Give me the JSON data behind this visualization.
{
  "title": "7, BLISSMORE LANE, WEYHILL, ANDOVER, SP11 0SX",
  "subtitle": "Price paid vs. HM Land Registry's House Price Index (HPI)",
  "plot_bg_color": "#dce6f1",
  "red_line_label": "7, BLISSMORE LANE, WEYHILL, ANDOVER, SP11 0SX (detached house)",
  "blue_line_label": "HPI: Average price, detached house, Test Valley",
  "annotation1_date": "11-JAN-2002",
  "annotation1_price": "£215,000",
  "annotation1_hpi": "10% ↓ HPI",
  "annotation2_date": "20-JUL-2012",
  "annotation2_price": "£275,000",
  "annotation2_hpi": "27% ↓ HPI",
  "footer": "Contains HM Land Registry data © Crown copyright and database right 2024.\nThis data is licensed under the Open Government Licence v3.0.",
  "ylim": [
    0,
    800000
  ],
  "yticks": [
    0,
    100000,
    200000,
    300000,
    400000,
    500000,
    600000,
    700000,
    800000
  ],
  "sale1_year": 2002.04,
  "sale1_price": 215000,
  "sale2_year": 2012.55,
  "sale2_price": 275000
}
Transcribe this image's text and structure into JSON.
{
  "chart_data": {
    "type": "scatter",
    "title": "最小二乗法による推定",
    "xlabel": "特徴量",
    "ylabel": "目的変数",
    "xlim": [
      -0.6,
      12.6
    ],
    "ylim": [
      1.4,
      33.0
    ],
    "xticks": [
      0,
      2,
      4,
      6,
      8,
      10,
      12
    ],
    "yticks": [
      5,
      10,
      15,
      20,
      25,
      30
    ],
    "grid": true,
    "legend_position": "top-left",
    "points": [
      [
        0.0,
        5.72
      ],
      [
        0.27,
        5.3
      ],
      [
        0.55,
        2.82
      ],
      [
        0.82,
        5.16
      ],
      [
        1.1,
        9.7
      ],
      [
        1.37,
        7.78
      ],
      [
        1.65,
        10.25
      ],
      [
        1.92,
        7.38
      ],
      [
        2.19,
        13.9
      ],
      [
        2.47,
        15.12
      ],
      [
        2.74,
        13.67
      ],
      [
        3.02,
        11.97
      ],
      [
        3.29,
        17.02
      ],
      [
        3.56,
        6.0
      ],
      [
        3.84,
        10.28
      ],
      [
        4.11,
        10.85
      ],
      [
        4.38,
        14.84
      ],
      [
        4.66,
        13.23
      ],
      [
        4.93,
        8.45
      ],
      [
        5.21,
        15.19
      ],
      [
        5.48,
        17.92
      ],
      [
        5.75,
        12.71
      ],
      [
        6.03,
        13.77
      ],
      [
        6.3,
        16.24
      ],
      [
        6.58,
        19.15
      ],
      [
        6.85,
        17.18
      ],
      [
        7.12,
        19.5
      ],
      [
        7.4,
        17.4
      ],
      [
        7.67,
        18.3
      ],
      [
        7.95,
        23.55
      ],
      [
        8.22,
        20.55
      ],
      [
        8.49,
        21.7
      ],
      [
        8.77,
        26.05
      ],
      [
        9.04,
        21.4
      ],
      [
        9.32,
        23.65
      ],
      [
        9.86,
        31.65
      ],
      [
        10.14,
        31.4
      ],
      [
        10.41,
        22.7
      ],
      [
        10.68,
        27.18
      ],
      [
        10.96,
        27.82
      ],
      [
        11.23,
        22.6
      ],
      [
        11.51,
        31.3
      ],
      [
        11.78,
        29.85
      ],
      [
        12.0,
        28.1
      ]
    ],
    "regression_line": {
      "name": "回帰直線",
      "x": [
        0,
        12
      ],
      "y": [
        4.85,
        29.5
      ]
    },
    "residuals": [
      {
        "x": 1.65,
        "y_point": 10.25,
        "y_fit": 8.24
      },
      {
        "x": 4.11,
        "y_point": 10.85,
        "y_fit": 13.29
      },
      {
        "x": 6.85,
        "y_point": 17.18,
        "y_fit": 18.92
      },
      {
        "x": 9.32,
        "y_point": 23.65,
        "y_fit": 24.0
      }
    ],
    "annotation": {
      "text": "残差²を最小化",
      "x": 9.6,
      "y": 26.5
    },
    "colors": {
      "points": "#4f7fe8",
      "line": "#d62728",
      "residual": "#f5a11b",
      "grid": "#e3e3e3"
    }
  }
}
====
DIRECTIONS: Scan the material and collect every line that contains "detached".

THE OUTPUT:
  "red_line_label": "7, BLISSMORE LANE, WEYHILL, ANDOVER, SP11 0SX (detached house)",
  "blue_line_label": "HPI: Average price, detached house, Test Valley",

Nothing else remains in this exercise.